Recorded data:
>> BEGIN
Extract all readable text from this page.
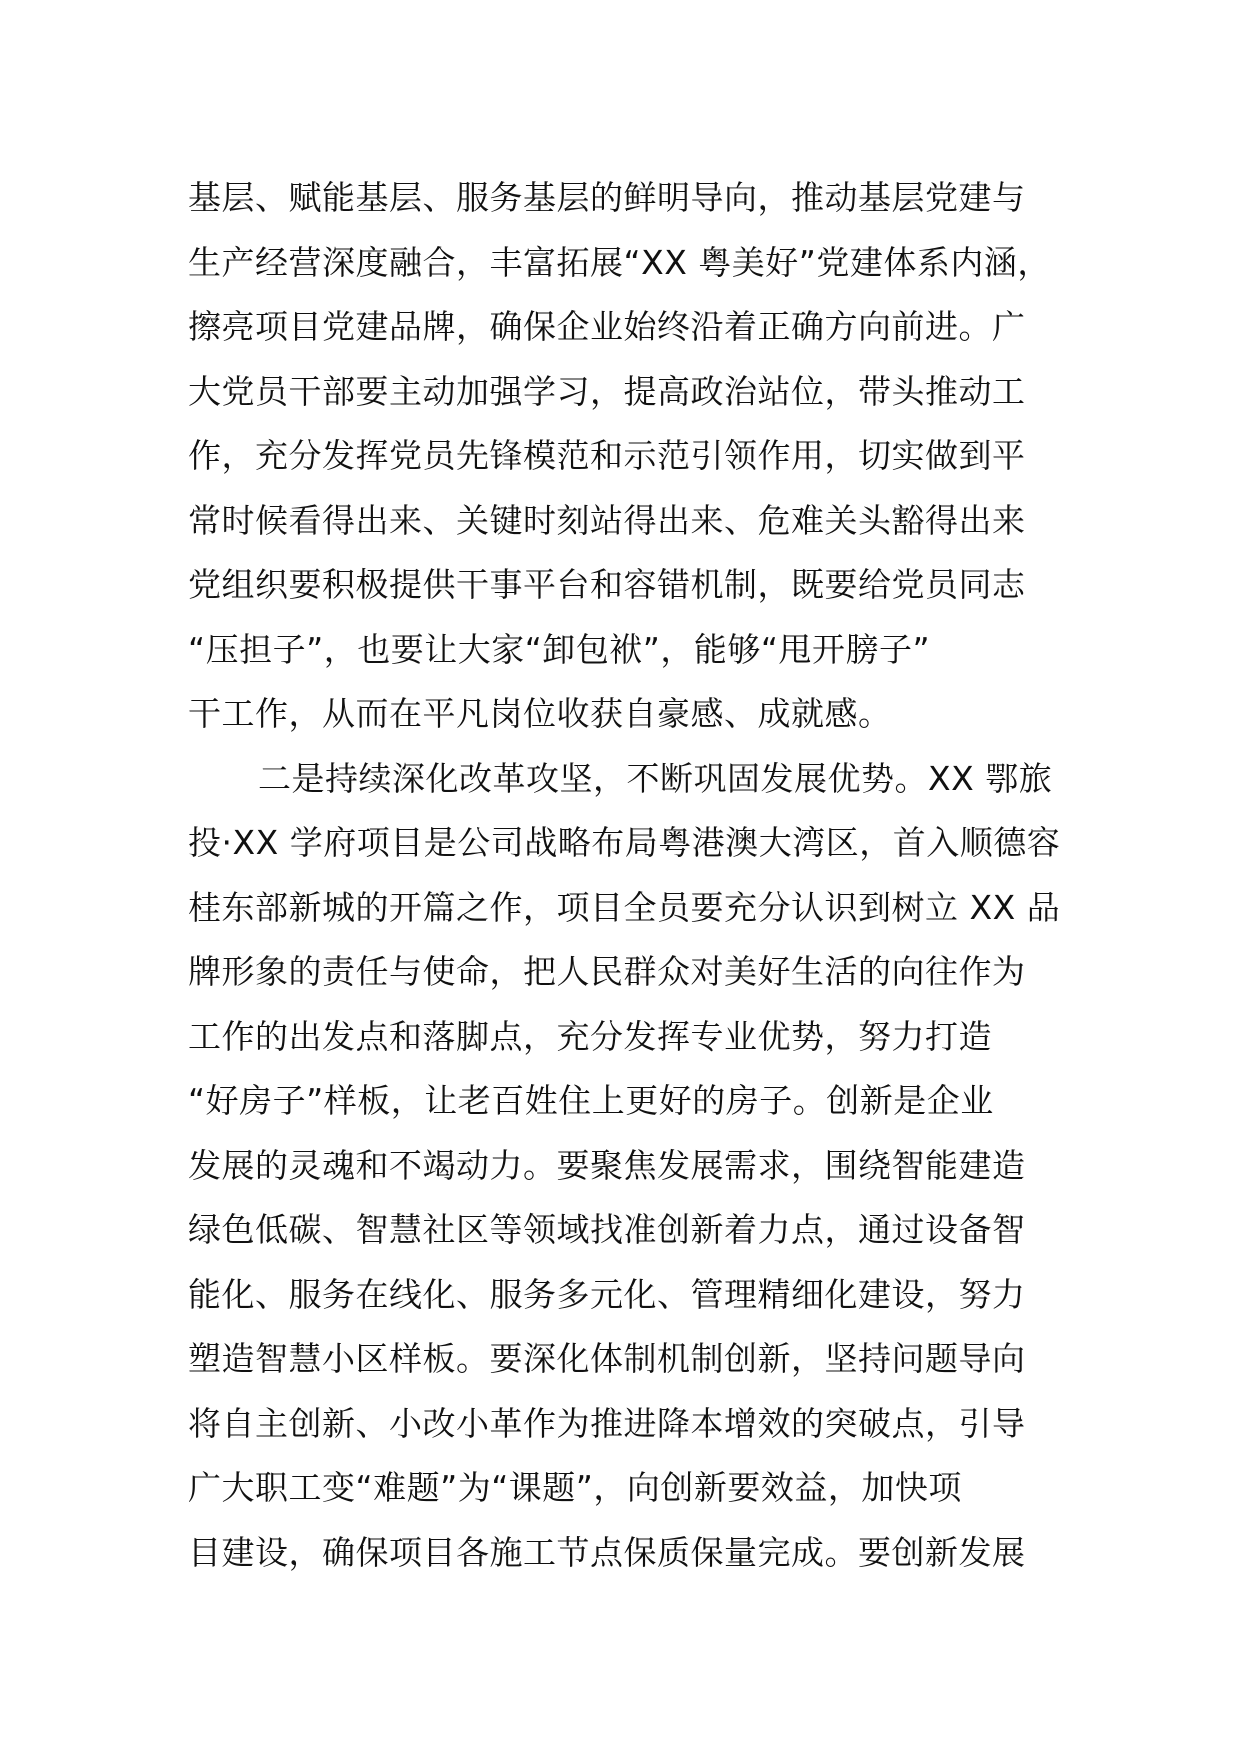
基层、赋能基层、服务基层的鲜明导向，推动基层党建与
生产经营深度融合，丰富拓展“XX 粤美好”党建体系内涵，
擦亮项目党建品牌，确保企业始终沿着正确方向前进。广
大党员干部要主动加强学习，提高政治站位，带头推动工
作，充分发挥党员先锋模范和示范引领作用，切实做到平
常时候看得出来、关键时刻站得出来、危难关头豁得出来
党组织要积极提供干事平台和容错机制，既要给党员同志
“压担子”，也要让大家“卸包袱”，能够“甩开膀子”
干工作，从而在平凡岗位收获自豪感、成就感。
二是持续深化改革攻坚，不断巩固发展优势。XX 鄂旅
投·XX 学府项目是公司战略布局粤港澳大湾区，首入顺德容
桂东部新城的开篇之作，项目全员要充分认识到树立 XX 品
牌形象的责任与使命，把人民群众对美好生活的向往作为
工作的出发点和落脚点，充分发挥专业优势，努力打造
“好房子”样板，让老百姓住上更好的房子。创新是企业
发展的灵魂和不竭动力。要聚焦发展需求，围绕智能建造
绿色低碳、智慧社区等领域找准创新着力点，通过设备智
能化、服务在线化、服务多元化、管理精细化建设，努力
塑造智慧小区样板。要深化体制机制创新，坚持问题导向
将自主创新、小改小革作为推进降本增效的突破点，引导
广大职工变“难题”为“课题”，向创新要效益，加快项
目建设，确保项目各施工节点保质保量完成。要创新发展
>> END
GIVEN REQUEST: Repeat all the records above exactly, leaving out any pictures.

CORRECT RESULT:
Extract all readable text from this page.
基层、赋能基层、服务基层的鲜明导向，推动基层党建与
生产经营深度融合，丰富拓展“XX 粤美好”党建体系内涵，
擦亮项目党建品牌，确保企业始终沿着正确方向前进。广
大党员干部要主动加强学习，提高政治站位，带头推动工
作，充分发挥党员先锋模范和示范引领作用，切实做到平
常时候看得出来、关键时刻站得出来、危难关头豁得出来
党组织要积极提供干事平台和容错机制，既要给党员同志
“压担子”，也要让大家“卸包袱”，能够“甩开膀子”
干工作，从而在平凡岗位收获自豪感、成就感。
二是持续深化改革攻坚，不断巩固发展优势。XX 鄂旅
投·XX 学府项目是公司战略布局粤港澳大湾区，首入顺德容
桂东部新城的开篇之作，项目全员要充分认识到树立 XX 品
牌形象的责任与使命，把人民群众对美好生活的向往作为
工作的出发点和落脚点，充分发挥专业优势，努力打造
“好房子”样板，让老百姓住上更好的房子。创新是企业
发展的灵魂和不竭动力。要聚焦发展需求，围绕智能建造
绿色低碳、智慧社区等领域找准创新着力点，通过设备智
能化、服务在线化、服务多元化、管理精细化建设，努力
塑造智慧小区样板。要深化体制机制创新，坚持问题导向
将自主创新、小改小革作为推进降本增效的突破点，引导
广大职工变“难题”为“课题”，向创新要效益，加快项
目建设，确保项目各施工节点保质保量完成。要创新发展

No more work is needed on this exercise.